Extract the whole listing as it stands. Do not include the pictures.

-- Start of SUPPLIED DATA --

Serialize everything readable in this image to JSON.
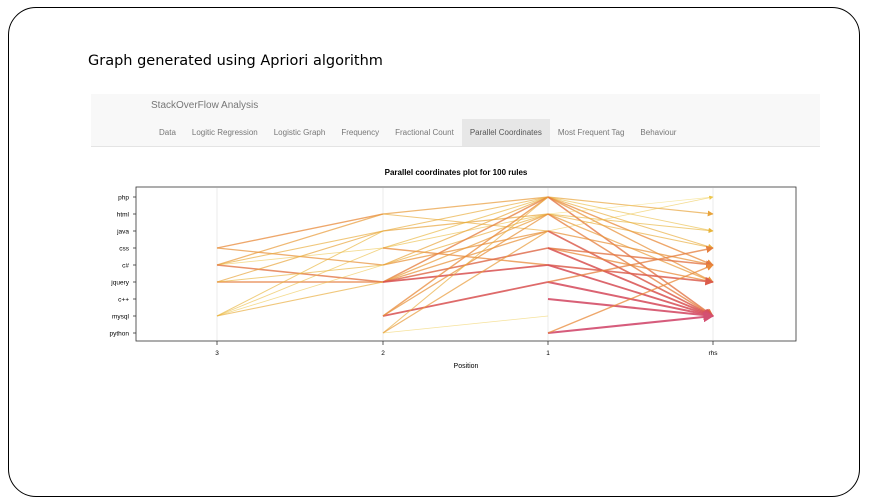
{
  "slide": {
    "title": "Graph generated using Apriori algorithm"
  },
  "app": {
    "brand": "StackOverFlow Analysis",
    "tabs": [
      {
        "label": "Data"
      },
      {
        "label": "Logitic Regression"
      },
      {
        "label": "Logistic Graph"
      },
      {
        "label": "Frequency"
      },
      {
        "label": "Fractional Count"
      },
      {
        "label": "Parallel Coordinates",
        "active": true
      },
      {
        "label": "Most Frequent Tag"
      },
      {
        "label": "Behaviour"
      }
    ]
  },
  "chart_data": {
    "type": "parallel-coordinates",
    "title": "Parallel coordinates plot for 100 rules",
    "xlabel": "Position",
    "x_axis": [
      "3",
      "2",
      "1",
      "rhs"
    ],
    "y_items": [
      "php",
      "html",
      "java",
      "css",
      "c#",
      "jquery",
      "c++",
      "mysql",
      "python"
    ],
    "grid": true,
    "color_scale": [
      "#f5e06a",
      "#e8b43a",
      "#e88a3a",
      "#d85050",
      "#d2507a"
    ],
    "rules": [
      {
        "path": [
          null,
          null,
          "php",
          "html"
        ],
        "level": 0.35
      },
      {
        "path": [
          null,
          null,
          "php",
          "java"
        ],
        "level": 0.2
      },
      {
        "path": [
          null,
          null,
          "php",
          "css"
        ],
        "level": 0.3
      },
      {
        "path": [
          null,
          null,
          "php",
          "c#"
        ],
        "level": 0.5
      },
      {
        "path": [
          null,
          null,
          "php",
          "jquery"
        ],
        "level": 0.45
      },
      {
        "path": [
          null,
          null,
          "php",
          "mysql"
        ],
        "level": 0.6
      },
      {
        "path": [
          null,
          null,
          "html",
          "php"
        ],
        "level": 0.05
      },
      {
        "path": [
          null,
          null,
          "html",
          "java"
        ],
        "level": 0.25
      },
      {
        "path": [
          null,
          null,
          "html",
          "css"
        ],
        "level": 0.3
      },
      {
        "path": [
          null,
          null,
          "html",
          "jquery"
        ],
        "level": 0.4
      },
      {
        "path": [
          null,
          null,
          "html",
          "mysql"
        ],
        "level": 0.55
      },
      {
        "path": [
          null,
          null,
          "java",
          "php"
        ],
        "level": 0.15
      },
      {
        "path": [
          null,
          null,
          "java",
          "c#"
        ],
        "level": 0.45
      },
      {
        "path": [
          null,
          null,
          "java",
          "mysql"
        ],
        "level": 0.7
      },
      {
        "path": [
          null,
          null,
          "css",
          "c#"
        ],
        "level": 0.6
      },
      {
        "path": [
          null,
          null,
          "css",
          "jquery"
        ],
        "level": 0.5
      },
      {
        "path": [
          null,
          null,
          "css",
          "mysql"
        ],
        "level": 0.75
      },
      {
        "path": [
          null,
          null,
          "c#",
          "jquery"
        ],
        "level": 0.7
      },
      {
        "path": [
          null,
          null,
          "c#",
          "mysql"
        ],
        "level": 0.8
      },
      {
        "path": [
          null,
          null,
          "jquery",
          "mysql"
        ],
        "level": 0.85
      },
      {
        "path": [
          null,
          null,
          "jquery",
          "css"
        ],
        "level": 0.55
      },
      {
        "path": [
          null,
          null,
          "c++",
          "mysql"
        ],
        "level": 0.9
      },
      {
        "path": [
          null,
          null,
          "python",
          "mysql"
        ],
        "level": 0.95
      },
      {
        "path": [
          null,
          null,
          "python",
          "c#"
        ],
        "level": 0.5
      },
      {
        "path": [
          null,
          "html",
          "php",
          null
        ],
        "level": 0.4
      },
      {
        "path": [
          null,
          "html",
          "java",
          null
        ],
        "level": 0.3
      },
      {
        "path": [
          null,
          "java",
          "php",
          null
        ],
        "level": 0.3
      },
      {
        "path": [
          null,
          "java",
          "html",
          null
        ],
        "level": 0.35
      },
      {
        "path": [
          null,
          "css",
          "php",
          null
        ],
        "level": 0.25
      },
      {
        "path": [
          null,
          "css",
          "html",
          null
        ],
        "level": 0.2
      },
      {
        "path": [
          null,
          "css",
          "c#",
          null
        ],
        "level": 0.5
      },
      {
        "path": [
          null,
          "c#",
          "php",
          null
        ],
        "level": 0.35
      },
      {
        "path": [
          null,
          "c#",
          "java",
          null
        ],
        "level": 0.45
      },
      {
        "path": [
          null,
          "c#",
          "html",
          null
        ],
        "level": 0.3
      },
      {
        "path": [
          null,
          "jquery",
          "php",
          null
        ],
        "level": 0.55
      },
      {
        "path": [
          null,
          "jquery",
          "html",
          null
        ],
        "level": 0.4
      },
      {
        "path": [
          null,
          "jquery",
          "java",
          null
        ],
        "level": 0.45
      },
      {
        "path": [
          null,
          "jquery",
          "css",
          null
        ],
        "level": 0.65
      },
      {
        "path": [
          null,
          "jquery",
          "c#",
          null
        ],
        "level": 0.75
      },
      {
        "path": [
          null,
          "mysql",
          "php",
          null
        ],
        "level": 0.5
      },
      {
        "path": [
          null,
          "mysql",
          "jquery",
          null
        ],
        "level": 0.75
      },
      {
        "path": [
          null,
          "mysql",
          "html",
          null
        ],
        "level": 0.45
      },
      {
        "path": [
          null,
          "python",
          "php",
          null
        ],
        "level": 0.3
      },
      {
        "path": [
          null,
          "python",
          "java",
          null
        ],
        "level": 0.4
      },
      {
        "path": [
          null,
          "python",
          "mysql",
          null
        ],
        "level": 0.1
      },
      {
        "path": [
          "css",
          "html",
          null,
          null
        ],
        "level": 0.5
      },
      {
        "path": [
          "css",
          "c#",
          null,
          null
        ],
        "level": 0.45
      },
      {
        "path": [
          "c#",
          "html",
          null,
          null
        ],
        "level": 0.4
      },
      {
        "path": [
          "c#",
          "java",
          null,
          null
        ],
        "level": 0.3
      },
      {
        "path": [
          "c#",
          "css",
          null,
          null
        ],
        "level": 0.15
      },
      {
        "path": [
          "c#",
          "jquery",
          null,
          null
        ],
        "level": 0.6
      },
      {
        "path": [
          "jquery",
          "java",
          null,
          null
        ],
        "level": 0.35
      },
      {
        "path": [
          "jquery",
          "jquery",
          null,
          null
        ],
        "level": 0.55
      },
      {
        "path": [
          "jquery",
          "c#",
          null,
          null
        ],
        "level": 0.25
      },
      {
        "path": [
          "mysql",
          "css",
          null,
          null
        ],
        "level": 0.2
      },
      {
        "path": [
          "mysql",
          "c#",
          null,
          null
        ],
        "level": 0.15
      },
      {
        "path": [
          "mysql",
          "jquery",
          null,
          null
        ],
        "level": 0.3
      },
      {
        "path": [
          "mysql",
          "java",
          null,
          null
        ],
        "level": 0.25
      }
    ]
  }
}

-- End of SUPPLIED DATA --

- _THE REPLY_
Serialize everything readable in this image to JSON.
{
  "slide": {
    "title": "Graph generated using Apriori algorithm"
  },
  "app": {
    "brand": "StackOverFlow Analysis",
    "tabs": [
      {
        "label": "Data"
      },
      {
        "label": "Logitic Regression"
      },
      {
        "label": "Logistic Graph"
      },
      {
        "label": "Frequency"
      },
      {
        "label": "Fractional Count"
      },
      {
        "label": "Parallel Coordinates",
        "active": true
      },
      {
        "label": "Most Frequent Tag"
      },
      {
        "label": "Behaviour"
      }
    ]
  },
  "chart_data": {
    "type": "parallel-coordinates",
    "title": "Parallel coordinates plot for 100 rules",
    "xlabel": "Position",
    "x_axis": [
      "3",
      "2",
      "1",
      "rhs"
    ],
    "y_items": [
      "php",
      "html",
      "java",
      "css",
      "c#",
      "jquery",
      "c++",
      "mysql",
      "python"
    ],
    "grid": true,
    "color_scale": [
      "#f5e06a",
      "#e8b43a",
      "#e88a3a",
      "#d85050",
      "#d2507a"
    ],
    "rules": [
      {
        "path": [
          null,
          null,
          "php",
          "html"
        ],
        "level": 0.35
      },
      {
        "path": [
          null,
          null,
          "php",
          "java"
        ],
        "level": 0.2
      },
      {
        "path": [
          null,
          null,
          "php",
          "css"
        ],
        "level": 0.3
      },
      {
        "path": [
          null,
          null,
          "php",
          "c#"
        ],
        "level": 0.5
      },
      {
        "path": [
          null,
          null,
          "php",
          "jquery"
        ],
        "level": 0.45
      },
      {
        "path": [
          null,
          null,
          "php",
          "mysql"
        ],
        "level": 0.6
      },
      {
        "path": [
          null,
          null,
          "html",
          "php"
        ],
        "level": 0.05
      },
      {
        "path": [
          null,
          null,
          "html",
          "java"
        ],
        "level": 0.25
      },
      {
        "path": [
          null,
          null,
          "html",
          "css"
        ],
        "level": 0.3
      },
      {
        "path": [
          null,
          null,
          "html",
          "jquery"
        ],
        "level": 0.4
      },
      {
        "path": [
          null,
          null,
          "html",
          "mysql"
        ],
        "level": 0.55
      },
      {
        "path": [
          null,
          null,
          "java",
          "php"
        ],
        "level": 0.15
      },
      {
        "path": [
          null,
          null,
          "java",
          "c#"
        ],
        "level": 0.45
      },
      {
        "path": [
          null,
          null,
          "java",
          "mysql"
        ],
        "level": 0.7
      },
      {
        "path": [
          null,
          null,
          "css",
          "c#"
        ],
        "level": 0.6
      },
      {
        "path": [
          null,
          null,
          "css",
          "jquery"
        ],
        "level": 0.5
      },
      {
        "path": [
          null,
          null,
          "css",
          "mysql"
        ],
        "level": 0.75
      },
      {
        "path": [
          null,
          null,
          "c#",
          "jquery"
        ],
        "level": 0.7
      },
      {
        "path": [
          null,
          null,
          "c#",
          "mysql"
        ],
        "level": 0.8
      },
      {
        "path": [
          null,
          null,
          "jquery",
          "mysql"
        ],
        "level": 0.85
      },
      {
        "path": [
          null,
          null,
          "jquery",
          "css"
        ],
        "level": 0.55
      },
      {
        "path": [
          null,
          null,
          "c++",
          "mysql"
        ],
        "level": 0.9
      },
      {
        "path": [
          null,
          null,
          "python",
          "mysql"
        ],
        "level": 0.95
      },
      {
        "path": [
          null,
          null,
          "python",
          "c#"
        ],
        "level": 0.5
      },
      {
        "path": [
          null,
          "html",
          "php",
          null
        ],
        "level": 0.4
      },
      {
        "path": [
          null,
          "html",
          "java",
          null
        ],
        "level": 0.3
      },
      {
        "path": [
          null,
          "java",
          "php",
          null
        ],
        "level": 0.3
      },
      {
        "path": [
          null,
          "java",
          "html",
          null
        ],
        "level": 0.35
      },
      {
        "path": [
          null,
          "css",
          "php",
          null
        ],
        "level": 0.25
      },
      {
        "path": [
          null,
          "css",
          "html",
          null
        ],
        "level": 0.2
      },
      {
        "path": [
          null,
          "css",
          "c#",
          null
        ],
        "level": 0.5
      },
      {
        "path": [
          null,
          "c#",
          "php",
          null
        ],
        "level": 0.35
      },
      {
        "path": [
          null,
          "c#",
          "java",
          null
        ],
        "level": 0.45
      },
      {
        "path": [
          null,
          "c#",
          "html",
          null
        ],
        "level": 0.3
      },
      {
        "path": [
          null,
          "jquery",
          "php",
          null
        ],
        "level": 0.55
      },
      {
        "path": [
          null,
          "jquery",
          "html",
          null
        ],
        "level": 0.4
      },
      {
        "path": [
          null,
          "jquery",
          "java",
          null
        ],
        "level": 0.45
      },
      {
        "path": [
          null,
          "jquery",
          "css",
          null
        ],
        "level": 0.65
      },
      {
        "path": [
          null,
          "jquery",
          "c#",
          null
        ],
        "level": 0.75
      },
      {
        "path": [
          null,
          "mysql",
          "php",
          null
        ],
        "level": 0.5
      },
      {
        "path": [
          null,
          "mysql",
          "jquery",
          null
        ],
        "level": 0.75
      },
      {
        "path": [
          null,
          "mysql",
          "html",
          null
        ],
        "level": 0.45
      },
      {
        "path": [
          null,
          "python",
          "php",
          null
        ],
        "level": 0.3
      },
      {
        "path": [
          null,
          "python",
          "java",
          null
        ],
        "level": 0.4
      },
      {
        "path": [
          null,
          "python",
          "mysql",
          null
        ],
        "level": 0.1
      },
      {
        "path": [
          "css",
          "html",
          null,
          null
        ],
        "level": 0.5
      },
      {
        "path": [
          "css",
          "c#",
          null,
          null
        ],
        "level": 0.45
      },
      {
        "path": [
          "c#",
          "html",
          null,
          null
        ],
        "level": 0.4
      },
      {
        "path": [
          "c#",
          "java",
          null,
          null
        ],
        "level": 0.3
      },
      {
        "path": [
          "c#",
          "css",
          null,
          null
        ],
        "level": 0.15
      },
      {
        "path": [
          "c#",
          "jquery",
          null,
          null
        ],
        "level": 0.6
      },
      {
        "path": [
          "jquery",
          "java",
          null,
          null
        ],
        "level": 0.35
      },
      {
        "path": [
          "jquery",
          "jquery",
          null,
          null
        ],
        "level": 0.55
      },
      {
        "path": [
          "jquery",
          "c#",
          null,
          null
        ],
        "level": 0.25
      },
      {
        "path": [
          "mysql",
          "css",
          null,
          null
        ],
        "level": 0.2
      },
      {
        "path": [
          "mysql",
          "c#",
          null,
          null
        ],
        "level": 0.15
      },
      {
        "path": [
          "mysql",
          "jquery",
          null,
          null
        ],
        "level": 0.3
      },
      {
        "path": [
          "mysql",
          "java",
          null,
          null
        ],
        "level": 0.25
      }
    ]
  }
}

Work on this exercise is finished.